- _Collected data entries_
· · · · ·

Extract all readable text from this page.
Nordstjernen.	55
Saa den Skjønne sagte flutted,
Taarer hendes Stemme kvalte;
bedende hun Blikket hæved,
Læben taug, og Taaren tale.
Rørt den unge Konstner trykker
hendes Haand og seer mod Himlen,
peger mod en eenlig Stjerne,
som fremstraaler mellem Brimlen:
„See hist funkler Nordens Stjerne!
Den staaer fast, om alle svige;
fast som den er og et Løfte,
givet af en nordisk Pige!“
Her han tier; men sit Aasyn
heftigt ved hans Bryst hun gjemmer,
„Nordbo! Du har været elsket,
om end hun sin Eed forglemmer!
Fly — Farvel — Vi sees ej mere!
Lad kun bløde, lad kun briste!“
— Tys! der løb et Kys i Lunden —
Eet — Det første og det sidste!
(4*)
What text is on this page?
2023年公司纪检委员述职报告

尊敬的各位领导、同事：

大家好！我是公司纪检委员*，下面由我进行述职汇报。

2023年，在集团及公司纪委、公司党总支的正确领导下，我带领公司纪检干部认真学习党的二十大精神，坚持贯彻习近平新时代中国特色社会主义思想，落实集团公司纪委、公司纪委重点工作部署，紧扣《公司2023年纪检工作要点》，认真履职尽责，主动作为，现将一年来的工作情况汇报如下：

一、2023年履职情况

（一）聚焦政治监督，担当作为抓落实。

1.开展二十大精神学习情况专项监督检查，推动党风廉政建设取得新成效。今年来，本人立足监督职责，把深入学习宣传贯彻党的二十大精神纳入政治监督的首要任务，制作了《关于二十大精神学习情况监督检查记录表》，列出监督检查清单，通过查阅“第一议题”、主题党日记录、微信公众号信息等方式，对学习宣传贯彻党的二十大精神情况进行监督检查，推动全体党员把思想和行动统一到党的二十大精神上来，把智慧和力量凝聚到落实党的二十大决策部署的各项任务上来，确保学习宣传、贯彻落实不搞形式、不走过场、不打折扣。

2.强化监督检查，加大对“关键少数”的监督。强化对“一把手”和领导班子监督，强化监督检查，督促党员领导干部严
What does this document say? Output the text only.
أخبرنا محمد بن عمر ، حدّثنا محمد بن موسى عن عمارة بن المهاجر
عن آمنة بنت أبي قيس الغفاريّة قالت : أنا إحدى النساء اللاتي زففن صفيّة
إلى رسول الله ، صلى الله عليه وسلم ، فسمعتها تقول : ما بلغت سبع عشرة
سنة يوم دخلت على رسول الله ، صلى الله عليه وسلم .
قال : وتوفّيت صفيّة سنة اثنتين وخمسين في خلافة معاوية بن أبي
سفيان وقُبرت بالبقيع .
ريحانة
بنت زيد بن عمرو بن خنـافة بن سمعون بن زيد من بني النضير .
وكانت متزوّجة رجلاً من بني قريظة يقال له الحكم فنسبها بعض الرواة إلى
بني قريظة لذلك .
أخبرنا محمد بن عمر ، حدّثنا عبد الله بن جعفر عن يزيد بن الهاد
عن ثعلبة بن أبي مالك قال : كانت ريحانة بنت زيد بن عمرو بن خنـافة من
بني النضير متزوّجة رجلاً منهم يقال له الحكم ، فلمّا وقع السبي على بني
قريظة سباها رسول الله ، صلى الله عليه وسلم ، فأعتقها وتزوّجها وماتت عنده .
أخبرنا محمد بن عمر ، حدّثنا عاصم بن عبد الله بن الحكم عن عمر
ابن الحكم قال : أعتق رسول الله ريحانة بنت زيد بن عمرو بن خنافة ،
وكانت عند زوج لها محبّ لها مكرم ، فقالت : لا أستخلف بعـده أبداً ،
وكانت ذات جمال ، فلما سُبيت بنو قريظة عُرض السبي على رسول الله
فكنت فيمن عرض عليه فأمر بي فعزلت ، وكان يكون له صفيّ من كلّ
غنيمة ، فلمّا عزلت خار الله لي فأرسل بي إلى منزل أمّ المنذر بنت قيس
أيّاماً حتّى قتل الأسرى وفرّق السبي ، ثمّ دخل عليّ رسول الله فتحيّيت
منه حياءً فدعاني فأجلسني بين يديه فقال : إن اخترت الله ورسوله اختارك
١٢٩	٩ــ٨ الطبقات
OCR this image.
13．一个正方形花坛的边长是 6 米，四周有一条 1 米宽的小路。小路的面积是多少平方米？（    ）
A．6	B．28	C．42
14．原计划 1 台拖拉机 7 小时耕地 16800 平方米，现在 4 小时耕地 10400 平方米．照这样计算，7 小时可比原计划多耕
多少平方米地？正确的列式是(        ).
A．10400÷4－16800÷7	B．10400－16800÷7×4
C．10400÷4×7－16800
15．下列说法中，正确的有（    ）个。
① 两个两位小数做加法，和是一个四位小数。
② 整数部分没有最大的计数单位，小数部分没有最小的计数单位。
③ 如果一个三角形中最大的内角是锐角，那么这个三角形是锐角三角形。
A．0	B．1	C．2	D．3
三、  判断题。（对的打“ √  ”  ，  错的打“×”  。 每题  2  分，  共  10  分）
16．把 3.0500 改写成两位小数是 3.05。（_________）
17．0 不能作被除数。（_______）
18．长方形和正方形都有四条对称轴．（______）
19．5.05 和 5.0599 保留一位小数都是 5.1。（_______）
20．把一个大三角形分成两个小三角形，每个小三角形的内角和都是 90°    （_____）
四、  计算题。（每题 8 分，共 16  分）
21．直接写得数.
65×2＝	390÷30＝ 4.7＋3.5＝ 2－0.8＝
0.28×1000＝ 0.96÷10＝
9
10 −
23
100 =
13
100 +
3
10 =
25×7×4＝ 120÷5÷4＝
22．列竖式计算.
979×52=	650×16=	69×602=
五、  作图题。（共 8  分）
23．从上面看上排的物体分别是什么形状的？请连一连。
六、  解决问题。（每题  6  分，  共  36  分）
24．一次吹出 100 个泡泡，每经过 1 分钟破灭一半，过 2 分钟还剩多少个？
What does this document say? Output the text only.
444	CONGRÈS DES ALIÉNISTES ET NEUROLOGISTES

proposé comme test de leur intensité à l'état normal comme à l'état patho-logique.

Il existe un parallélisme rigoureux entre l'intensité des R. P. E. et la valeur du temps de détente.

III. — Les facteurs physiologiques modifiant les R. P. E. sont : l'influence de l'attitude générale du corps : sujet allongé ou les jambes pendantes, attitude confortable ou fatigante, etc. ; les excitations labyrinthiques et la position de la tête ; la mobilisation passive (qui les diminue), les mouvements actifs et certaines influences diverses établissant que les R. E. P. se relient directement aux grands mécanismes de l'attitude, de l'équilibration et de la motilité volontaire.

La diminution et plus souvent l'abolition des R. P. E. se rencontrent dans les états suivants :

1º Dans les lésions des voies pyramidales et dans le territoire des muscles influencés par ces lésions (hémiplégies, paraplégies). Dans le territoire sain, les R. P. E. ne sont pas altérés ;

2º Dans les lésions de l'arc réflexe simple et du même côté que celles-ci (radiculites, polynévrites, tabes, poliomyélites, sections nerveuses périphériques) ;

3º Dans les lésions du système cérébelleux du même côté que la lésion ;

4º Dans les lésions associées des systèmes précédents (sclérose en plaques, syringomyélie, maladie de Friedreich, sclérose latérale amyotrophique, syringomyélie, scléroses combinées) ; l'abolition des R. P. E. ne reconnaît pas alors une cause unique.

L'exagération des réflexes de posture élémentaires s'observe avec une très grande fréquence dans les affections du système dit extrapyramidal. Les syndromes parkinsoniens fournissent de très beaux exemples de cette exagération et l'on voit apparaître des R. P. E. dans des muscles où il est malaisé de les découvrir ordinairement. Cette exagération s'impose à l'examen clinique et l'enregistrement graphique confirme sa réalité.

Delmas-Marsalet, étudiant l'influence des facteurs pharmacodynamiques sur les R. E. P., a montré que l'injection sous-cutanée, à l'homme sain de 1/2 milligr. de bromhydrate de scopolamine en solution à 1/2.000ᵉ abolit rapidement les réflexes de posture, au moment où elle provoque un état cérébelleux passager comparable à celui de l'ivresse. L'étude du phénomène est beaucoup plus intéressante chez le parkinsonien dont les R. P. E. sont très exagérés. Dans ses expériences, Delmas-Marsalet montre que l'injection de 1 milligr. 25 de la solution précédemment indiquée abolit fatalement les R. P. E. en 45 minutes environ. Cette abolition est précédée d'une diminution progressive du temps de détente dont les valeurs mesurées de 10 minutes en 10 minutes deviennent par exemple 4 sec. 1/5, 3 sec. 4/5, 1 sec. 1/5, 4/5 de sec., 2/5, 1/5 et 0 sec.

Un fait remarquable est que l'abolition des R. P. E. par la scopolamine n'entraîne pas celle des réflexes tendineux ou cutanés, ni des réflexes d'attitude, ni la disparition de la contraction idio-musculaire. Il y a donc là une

· · · · ·

Search the records above for "détente". Copy each line where it is found.

- _Complete response_
Il existe un parallélisme rigoureux entre l'intensité des R. P. E. et la valeur du temps de détente.
Delmas-Marsalet, étudiant l'influence des facteurs pharmacodynamiques sur les R. E. P., a montré que l'injection sous-cutanée, à l'homme sain de 1/2 milligr. de bromhydrate de scopolamine en solution à 1/2.000ᵉ abolit rapidement les réflexes de posture, au moment où elle provoque un état cérébelleux passager comparable à celui de l'ivresse. L'étude du phénomène est beaucoup plus intéressante chez le parkinsonien dont les R. P. E. sont très exagérés. Dans ses expériences, Delmas-Marsalet montre que l'injection de 1 milligr. 25 de la solution précédemment indiquée abolit fatalement les R. P. E. en 45 minutes environ. Cette abolition est précédée d'une diminution progressive du temps de détente dont les valeurs mesurées de 10 minutes en 10 minutes deviennent par exemple 4 sec. 1/5, 3 sec. 4/5, 1 sec. 1/5, 4/5 de sec., 2/5, 1/5 et 0 sec.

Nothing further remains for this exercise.